▶ [TEXT]
Rhode Island, which was out of the Union for longer than North Carolina, followed a similar course. At the end of the state legislative session in May of 1789, the Rhode Island General Assembly enacted a law to establish a state customs duty. Whatever the United States Congress enacted as a customs duty, the law declared Rhode Island would adopt “similar duties within this state.” The moneys raised were “to be placed in the treasury” of Rhode Island. This duty included “goods, wares, and merchandise, imported into this state, . . . by land.”[38] Of course, the only land boundary Rhode Island shared was with the United States, so part of the intent of this law was to tax goods from the United States. In September, Rhode Island adopted a customs duty bill based on the United States customs duty, and specifically exempted the goods from “any of the thirteen states of North America heretofore united under one confederation.”[39]

Although the two outlying states were recognized as out of the Union, Congress had specifically exempted the citizens of these two states from some (but not all) of the liabilities of no longer being citizens of the United States. Congress had suspended the economic measures to maintain an extended hand of friendship to their former countrymen, and to avoid antagonizing them as they considered the political and economic benefits of joining the Union.

▶ [SUPPLIED MATERIAL]
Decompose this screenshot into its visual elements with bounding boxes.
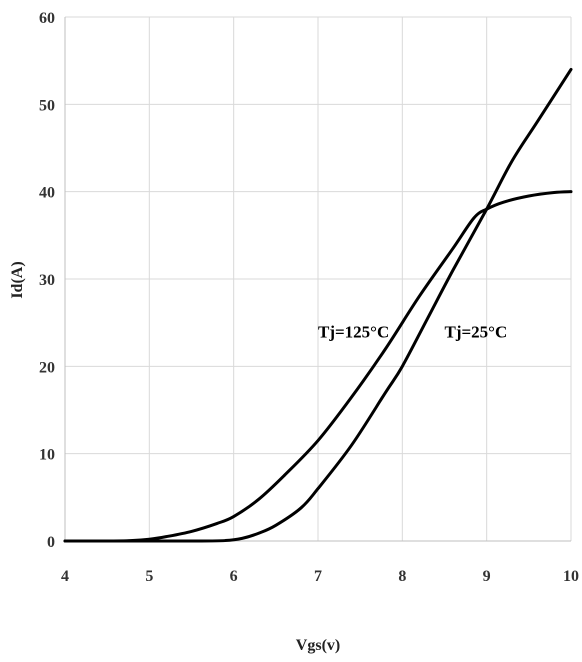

▶ [GOAL OF THE EXERCISE]
Copy everything in the Rhode Island text from "Although the two" down to "joining the Union." word for word.

▶ [ANSWER TO THE EXERCISE]
Although the two outlying states were recognized as out of the Union, Congress had specifically exempted the citizens of these two states from some (but not all) of the liabilities of no longer being citizens of the United States. Congress had suspended the economic measures to maintain an extended hand of friendship to their former countrymen, and to avoid antagonizing them as they considered the political and economic benefits of joining the Union.